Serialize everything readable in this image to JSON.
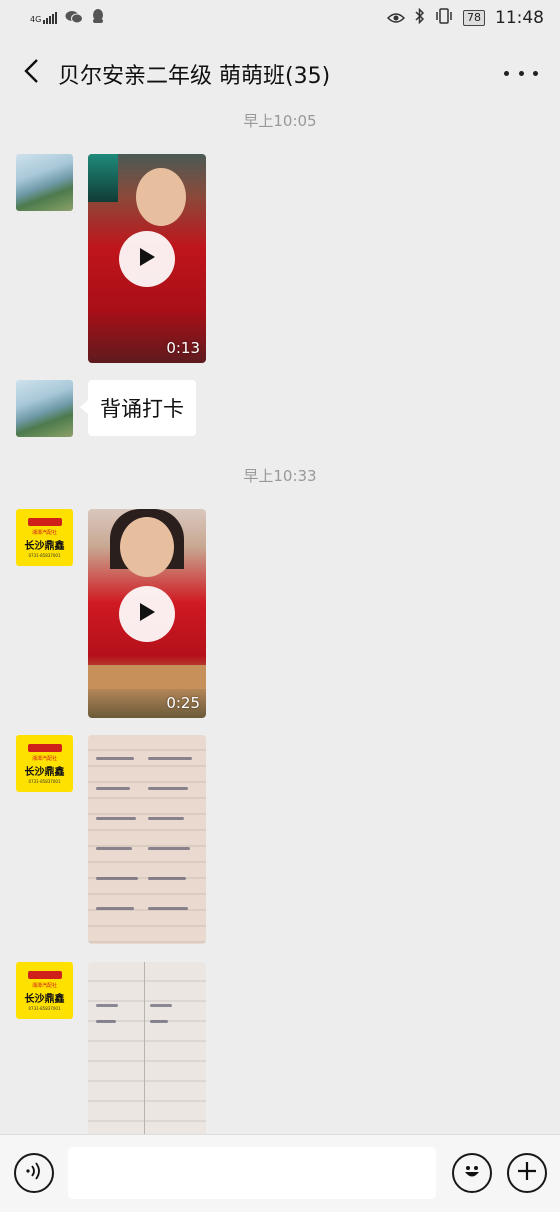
{
  "status_bar": {
    "network": "4G",
    "battery": "78",
    "time": "11:48"
  },
  "header": {
    "title": "贝尔安亲二年级 萌萌班(35)"
  },
  "messages": [
    {
      "timestamp": "早上10:05"
    },
    {
      "video_duration": "0:13"
    },
    {
      "text": "背诵打卡"
    },
    {
      "timestamp": "早上10:33"
    },
    {
      "video_duration": "0:25"
    }
  ],
  "avatar_logo": {
    "top_text": "湘潭汽配社",
    "main_text": "长沙鼎鑫",
    "bottom_text": "0731-85837001"
  },
  "input_bar": {
    "value": ""
  },
  "icons": [
    "back-arrow-icon",
    "more-icon",
    "voice-icon",
    "emoji-icon",
    "plus-icon",
    "play-icon",
    "eye-icon",
    "bluetooth-icon",
    "vibrate-icon",
    "wechat-icon",
    "qq-icon"
  ],
  "colors": {
    "background": "#ededed",
    "bubble": "#ffffff",
    "logo_yellow": "#ffe100",
    "logo_red": "#d0201a"
  }
}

*Set task*.
Leave the pictures out, and transcribe each of the records exactly.

*The result*.
Serialize everything readable in this image to JSON.
{
  "status_bar": {
    "network": "4G",
    "battery": "78",
    "time": "11:48"
  },
  "header": {
    "title": "贝尔安亲二年级 萌萌班(35)"
  },
  "messages": [
    {
      "timestamp": "早上10:05"
    },
    {
      "video_duration": "0:13"
    },
    {
      "text": "背诵打卡"
    },
    {
      "timestamp": "早上10:33"
    },
    {
      "video_duration": "0:25"
    }
  ],
  "avatar_logo": {
    "top_text": "湘潭汽配社",
    "main_text": "长沙鼎鑫",
    "bottom_text": "0731-85837001"
  },
  "input_bar": {
    "value": ""
  },
  "icons": [
    "back-arrow-icon",
    "more-icon",
    "voice-icon",
    "emoji-icon",
    "plus-icon",
    "play-icon",
    "eye-icon",
    "bluetooth-icon",
    "vibrate-icon",
    "wechat-icon",
    "qq-icon"
  ],
  "colors": {
    "background": "#ededed",
    "bubble": "#ffffff",
    "logo_yellow": "#ffe100",
    "logo_red": "#d0201a"
  }
}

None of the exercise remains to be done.